## Start Supplied data
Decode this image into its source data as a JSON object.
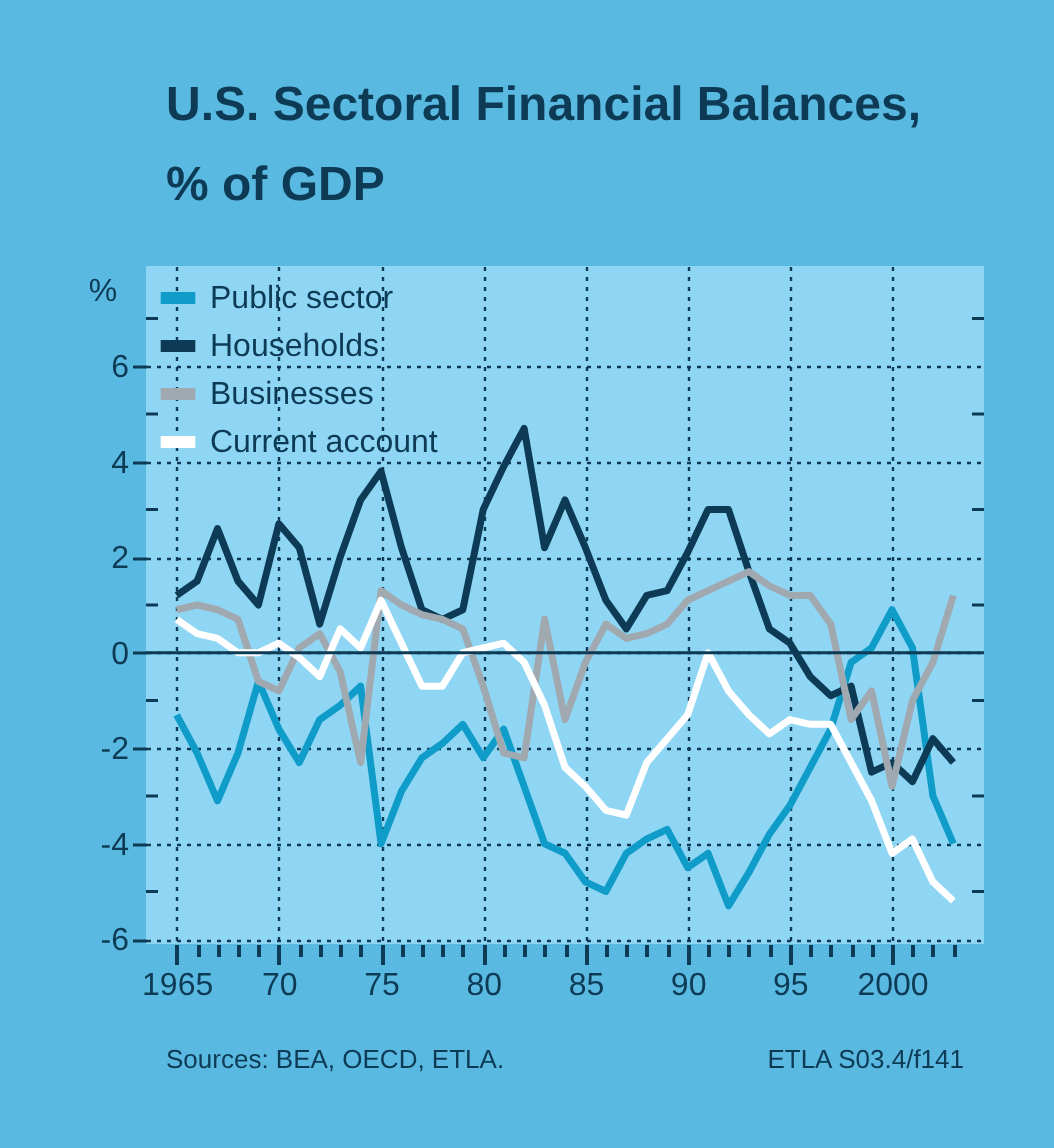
{
  "chart_data": {
    "type": "line",
    "title": "U.S. Sectoral Financial Balances, % of GDP",
    "ylabel": "%",
    "x": [
      1965,
      1966,
      1967,
      1968,
      1969,
      1970,
      1971,
      1972,
      1973,
      1974,
      1975,
      1976,
      1977,
      1978,
      1979,
      1980,
      1981,
      1982,
      1983,
      1984,
      1985,
      1986,
      1987,
      1988,
      1989,
      1990,
      1991,
      1992,
      1993,
      1994,
      1995,
      1996,
      1997,
      1998,
      1999,
      2000,
      2001,
      2002,
      2003
    ],
    "series": [
      {
        "name": "Public sector",
        "color": "#0f9cc8",
        "values": [
          -1.3,
          -2.1,
          -3.1,
          -2.1,
          -0.6,
          -1.6,
          -2.3,
          -1.4,
          -1.1,
          -0.7,
          -4.0,
          -2.9,
          -2.2,
          -1.9,
          -1.5,
          -2.2,
          -1.6,
          -2.8,
          -4.0,
          -4.2,
          -4.8,
          -5.0,
          -4.2,
          -3.9,
          -3.7,
          -4.5,
          -4.2,
          -5.3,
          -4.6,
          -3.8,
          -3.2,
          -2.4,
          -1.6,
          -0.2,
          0.1,
          0.9,
          0.1,
          -3.0,
          -4.0
        ]
      },
      {
        "name": "Households",
        "color": "#0d3b55",
        "values": [
          1.2,
          1.5,
          2.6,
          1.5,
          1.0,
          2.7,
          2.2,
          0.6,
          2.0,
          3.2,
          3.8,
          2.2,
          0.9,
          0.7,
          0.9,
          3.0,
          3.9,
          4.7,
          2.2,
          3.2,
          2.2,
          1.1,
          0.5,
          1.2,
          1.3,
          2.1,
          3.0,
          3.0,
          1.7,
          0.5,
          0.2,
          -0.5,
          -0.9,
          -0.7,
          -2.5,
          -2.3,
          -2.7,
          -1.8,
          -2.3
        ]
      },
      {
        "name": "Businesses",
        "color": "#a0a9b0",
        "values": [
          0.9,
          1.0,
          0.9,
          0.7,
          -0.6,
          -0.8,
          0.1,
          0.4,
          -0.4,
          -2.3,
          1.3,
          1.0,
          0.8,
          0.7,
          0.5,
          -0.7,
          -2.1,
          -2.2,
          0.7,
          -1.4,
          -0.2,
          0.6,
          0.3,
          0.4,
          0.6,
          1.1,
          1.3,
          1.5,
          1.7,
          1.4,
          1.2,
          1.2,
          0.6,
          -1.4,
          -0.8,
          -2.8,
          -1.0,
          -0.2,
          1.2
        ]
      },
      {
        "name": "Current account",
        "color": "#ffffff",
        "values": [
          0.7,
          0.4,
          0.3,
          0.0,
          0.0,
          0.2,
          -0.1,
          -0.5,
          0.5,
          0.1,
          1.1,
          0.2,
          -0.7,
          -0.7,
          0.0,
          0.1,
          0.2,
          -0.2,
          -1.1,
          -2.4,
          -2.8,
          -3.3,
          -3.4,
          -2.3,
          -1.8,
          -1.3,
          0.0,
          -0.8,
          -1.3,
          -1.7,
          -1.4,
          -1.5,
          -1.5,
          -2.3,
          -3.1,
          -4.2,
          -3.9,
          -4.8,
          -5.2
        ]
      }
    ],
    "xlim": [
      1963.5,
      2004.5
    ],
    "xticks": [
      1965,
      {
        "value": 1966,
        "label": null
      },
      {
        "value": 1967,
        "label": null
      },
      {
        "value": 1968,
        "label": null
      },
      {
        "value": 1969,
        "label": null
      },
      {
        "value": 1970,
        "label": "70"
      },
      {
        "value": 1971,
        "label": null
      },
      {
        "value": 1972,
        "label": null
      },
      {
        "value": 1973,
        "label": null
      },
      {
        "value": 1974,
        "label": null
      },
      {
        "value": 1975,
        "label": "75"
      },
      {
        "value": 1976,
        "label": null
      },
      {
        "value": 1977,
        "label": null
      },
      {
        "value": 1978,
        "label": null
      },
      {
        "value": 1979,
        "label": null
      },
      {
        "value": 1980,
        "label": "80"
      },
      {
        "value": 1981,
        "label": null
      },
      {
        "value": 1982,
        "label": null
      },
      {
        "value": 1983,
        "label": null
      },
      {
        "value": 1984,
        "label": null
      },
      {
        "value": 1985,
        "label": "85"
      },
      {
        "value": 1986,
        "label": null
      },
      {
        "value": 1987,
        "label": null
      },
      {
        "value": 1988,
        "label": null
      },
      {
        "value": 1989,
        "label": null
      },
      {
        "value": 1990,
        "label": "90"
      },
      {
        "value": 1991,
        "label": null
      },
      {
        "value": 1992,
        "label": null
      },
      {
        "value": 1993,
        "label": null
      },
      {
        "value": 1994,
        "label": null
      },
      {
        "value": 1995,
        "label": "95"
      },
      {
        "value": 1996,
        "label": null
      },
      {
        "value": 1997,
        "label": null
      },
      {
        "value": 1998,
        "label": null
      },
      {
        "value": 1999,
        "label": null
      },
      2000,
      {
        "value": 2001,
        "label": null
      },
      {
        "value": 2002,
        "label": null
      },
      {
        "value": 2003,
        "label": null
      }
    ],
    "ylim": [
      -6.1,
      8.1
    ],
    "yticks": [
      -6,
      {
        "value": -5,
        "label": null
      },
      -4,
      {
        "value": -3,
        "label": null
      },
      -2,
      {
        "value": -1,
        "label": null
      },
      0,
      {
        "value": 1,
        "label": null
      },
      2,
      {
        "value": 3,
        "label": null
      },
      4,
      {
        "value": 5,
        "label": null
      },
      6,
      {
        "value": 7,
        "label": null
      }
    ],
    "grid": true,
    "legend": "top left",
    "line_style": "solid",
    "ref_lines": [
      {
        "axis": "y",
        "value": 0,
        "color": "#0d3b55",
        "line_style": "solid"
      }
    ],
    "annotations": [
      "Sources: BEA, OECD, ETLA.",
      "ETLA S03.4/f141"
    ]
  }
}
## End Supplied data
The task
Retype all the records shown above, character for character. Omit every picture.

Problem solution
Decode this image into its source data as a JSON object.
{
  "chart_data": {
    "type": "line",
    "title": "U.S. Sectoral Financial Balances, % of GDP",
    "ylabel": "%",
    "x": [
      1965,
      1966,
      1967,
      1968,
      1969,
      1970,
      1971,
      1972,
      1973,
      1974,
      1975,
      1976,
      1977,
      1978,
      1979,
      1980,
      1981,
      1982,
      1983,
      1984,
      1985,
      1986,
      1987,
      1988,
      1989,
      1990,
      1991,
      1992,
      1993,
      1994,
      1995,
      1996,
      1997,
      1998,
      1999,
      2000,
      2001,
      2002,
      2003
    ],
    "series": [
      {
        "name": "Public sector",
        "color": "#0f9cc8",
        "values": [
          -1.3,
          -2.1,
          -3.1,
          -2.1,
          -0.6,
          -1.6,
          -2.3,
          -1.4,
          -1.1,
          -0.7,
          -4.0,
          -2.9,
          -2.2,
          -1.9,
          -1.5,
          -2.2,
          -1.6,
          -2.8,
          -4.0,
          -4.2,
          -4.8,
          -5.0,
          -4.2,
          -3.9,
          -3.7,
          -4.5,
          -4.2,
          -5.3,
          -4.6,
          -3.8,
          -3.2,
          -2.4,
          -1.6,
          -0.2,
          0.1,
          0.9,
          0.1,
          -3.0,
          -4.0
        ]
      },
      {
        "name": "Households",
        "color": "#0d3b55",
        "values": [
          1.2,
          1.5,
          2.6,
          1.5,
          1.0,
          2.7,
          2.2,
          0.6,
          2.0,
          3.2,
          3.8,
          2.2,
          0.9,
          0.7,
          0.9,
          3.0,
          3.9,
          4.7,
          2.2,
          3.2,
          2.2,
          1.1,
          0.5,
          1.2,
          1.3,
          2.1,
          3.0,
          3.0,
          1.7,
          0.5,
          0.2,
          -0.5,
          -0.9,
          -0.7,
          -2.5,
          -2.3,
          -2.7,
          -1.8,
          -2.3
        ]
      },
      {
        "name": "Businesses",
        "color": "#a0a9b0",
        "values": [
          0.9,
          1.0,
          0.9,
          0.7,
          -0.6,
          -0.8,
          0.1,
          0.4,
          -0.4,
          -2.3,
          1.3,
          1.0,
          0.8,
          0.7,
          0.5,
          -0.7,
          -2.1,
          -2.2,
          0.7,
          -1.4,
          -0.2,
          0.6,
          0.3,
          0.4,
          0.6,
          1.1,
          1.3,
          1.5,
          1.7,
          1.4,
          1.2,
          1.2,
          0.6,
          -1.4,
          -0.8,
          -2.8,
          -1.0,
          -0.2,
          1.2
        ]
      },
      {
        "name": "Current account",
        "color": "#ffffff",
        "values": [
          0.7,
          0.4,
          0.3,
          0.0,
          0.0,
          0.2,
          -0.1,
          -0.5,
          0.5,
          0.1,
          1.1,
          0.2,
          -0.7,
          -0.7,
          0.0,
          0.1,
          0.2,
          -0.2,
          -1.1,
          -2.4,
          -2.8,
          -3.3,
          -3.4,
          -2.3,
          -1.8,
          -1.3,
          0.0,
          -0.8,
          -1.3,
          -1.7,
          -1.4,
          -1.5,
          -1.5,
          -2.3,
          -3.1,
          -4.2,
          -3.9,
          -4.8,
          -5.2
        ]
      }
    ],
    "xlim": [
      1963.5,
      2004.5
    ],
    "xticks": [
      1965,
      {
        "value": 1966,
        "label": null
      },
      {
        "value": 1967,
        "label": null
      },
      {
        "value": 1968,
        "label": null
      },
      {
        "value": 1969,
        "label": null
      },
      {
        "value": 1970,
        "label": "70"
      },
      {
        "value": 1971,
        "label": null
      },
      {
        "value": 1972,
        "label": null
      },
      {
        "value": 1973,
        "label": null
      },
      {
        "value": 1974,
        "label": null
      },
      {
        "value": 1975,
        "label": "75"
      },
      {
        "value": 1976,
        "label": null
      },
      {
        "value": 1977,
        "label": null
      },
      {
        "value": 1978,
        "label": null
      },
      {
        "value": 1979,
        "label": null
      },
      {
        "value": 1980,
        "label": "80"
      },
      {
        "value": 1981,
        "label": null
      },
      {
        "value": 1982,
        "label": null
      },
      {
        "value": 1983,
        "label": null
      },
      {
        "value": 1984,
        "label": null
      },
      {
        "value": 1985,
        "label": "85"
      },
      {
        "value": 1986,
        "label": null
      },
      {
        "value": 1987,
        "label": null
      },
      {
        "value": 1988,
        "label": null
      },
      {
        "value": 1989,
        "label": null
      },
      {
        "value": 1990,
        "label": "90"
      },
      {
        "value": 1991,
        "label": null
      },
      {
        "value": 1992,
        "label": null
      },
      {
        "value": 1993,
        "label": null
      },
      {
        "value": 1994,
        "label": null
      },
      {
        "value": 1995,
        "label": "95"
      },
      {
        "value": 1996,
        "label": null
      },
      {
        "value": 1997,
        "label": null
      },
      {
        "value": 1998,
        "label": null
      },
      {
        "value": 1999,
        "label": null
      },
      2000,
      {
        "value": 2001,
        "label": null
      },
      {
        "value": 2002,
        "label": null
      },
      {
        "value": 2003,
        "label": null
      }
    ],
    "ylim": [
      -6.1,
      8.1
    ],
    "yticks": [
      -6,
      {
        "value": -5,
        "label": null
      },
      -4,
      {
        "value": -3,
        "label": null
      },
      -2,
      {
        "value": -1,
        "label": null
      },
      0,
      {
        "value": 1,
        "label": null
      },
      2,
      {
        "value": 3,
        "label": null
      },
      4,
      {
        "value": 5,
        "label": null
      },
      6,
      {
        "value": 7,
        "label": null
      }
    ],
    "grid": true,
    "legend": "top left",
    "line_style": "solid",
    "ref_lines": [
      {
        "axis": "y",
        "value": 0,
        "color": "#0d3b55",
        "line_style": "solid"
      }
    ],
    "annotations": [
      "Sources: BEA, OECD, ETLA.",
      "ETLA S03.4/f141"
    ]
  }
}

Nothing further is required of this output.